## Start
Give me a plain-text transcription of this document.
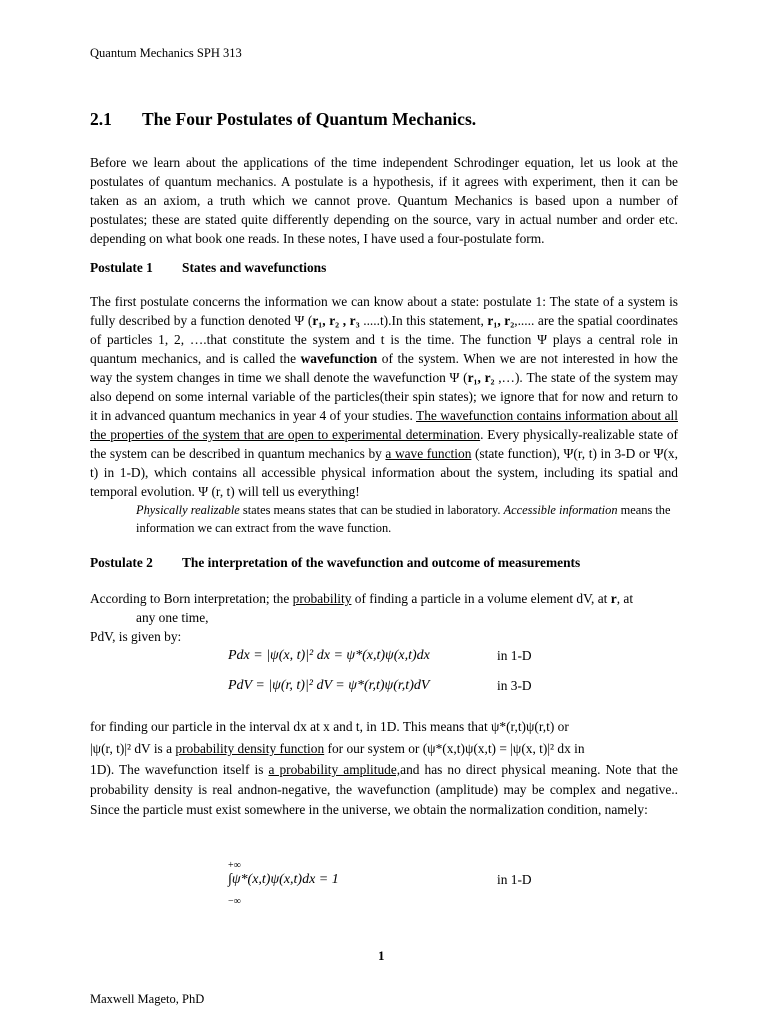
Quantum Mechanics SPH 313
2.1 The Four Postulates of Quantum Mechanics.

Before we learn about the applications of the time independent Schrodinger equation, let us look at the postulates of quantum mechanics. A postulate is a hypothesis, if it agrees with experiment, then it can be taken as an axiom, a truth which we cannot prove. Quantum Mechanics is based upon a number of postulates; these are stated quite differently depending on the source, vary in actual number and order etc. depending on what book one reads. In these notes, I have used a four-postulate form.

Postulate 1 States and wavefunctions

The first postulate concerns the information we can know about a state: postulate 1: The state of a system is fully described by a function denoted Ψ (r₁, r₂ , r₃ .....t).In this statement, r₁, r₂,..... are the spatial coordinates of particles 1, 2, ….that constitute the system and t is the time. The function Ψ plays a central role in quantum mechanics, and is called the wavefunction of the system. When we are not interested in how the way the system changes in time we shall denote the wavefunction Ψ (r₁, r₂ ,…). The state of the system may also depend on some internal variable of the particles(their spin states); we ignore that for now and return to it in advanced quantum mechanics in year 4 of your studies. The wavefunction contains information about all the properties of the system that are open to experimental determination. Every physically-realizable state of the system can be described in quantum mechanics by a wave function (state function), Ψ(r, t) in 3-D or Ψ(x, t) in 1-D), which contains all accessible physical information about the system, including its spatial and temporal evolution. Ψ (r, t) will tell us everything!

Physically realizable states means states that can be studied in laboratory. Accessible information means the information we can extract from the wave function.
Postulate 2 The interpretation of the wavefunction and outcome of measurements

According to Born interpretation; the probability of finding a particle in a volume element dV, at r, at

any one time,
PdV, is given by:
Pdx = |ψ(x, t)|² dx = ψ*(x,t)ψ(x,t)dx	in 1-D
PdV = |ψ(r, t)|² dV = ψ*(r,t)ψ(r,t)dV	in 3-D

for finding our particle in the interval dx at x and t, in 1D. This means that ψ*(r,t)ψ(r,t) or

|ψ(r, t)|² dV is a probability density function for our system or (ψ*(x,t)ψ(x,t) = |ψ(x, t)|² dx in

1D). The wavefunction itself is a probability amplitude,and has no direct physical meaning. Note that the probability density is real andnon-negative, the wavefunction (amplitude) may be complex and negative.. Since the particle must exist somewhere in the universe, we obtain the normalization condition, namely:

+∞
∫ψ*(x,t)ψ(x,t)dx = 1
−∞
in 1-D
1
Maxwell Mageto, PhD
## End
WHAT THE TASK ASKS: Copy each line of the preceding data that contains the string "finding".

SOLUTION TO THIS PROBLEM:
According to Born interpretation; the probability of finding a particle in a volume element dV, at r, at
for finding our particle in the interval dx at x and t, in 1D. This means that ψ*(r,t)ψ(r,t) or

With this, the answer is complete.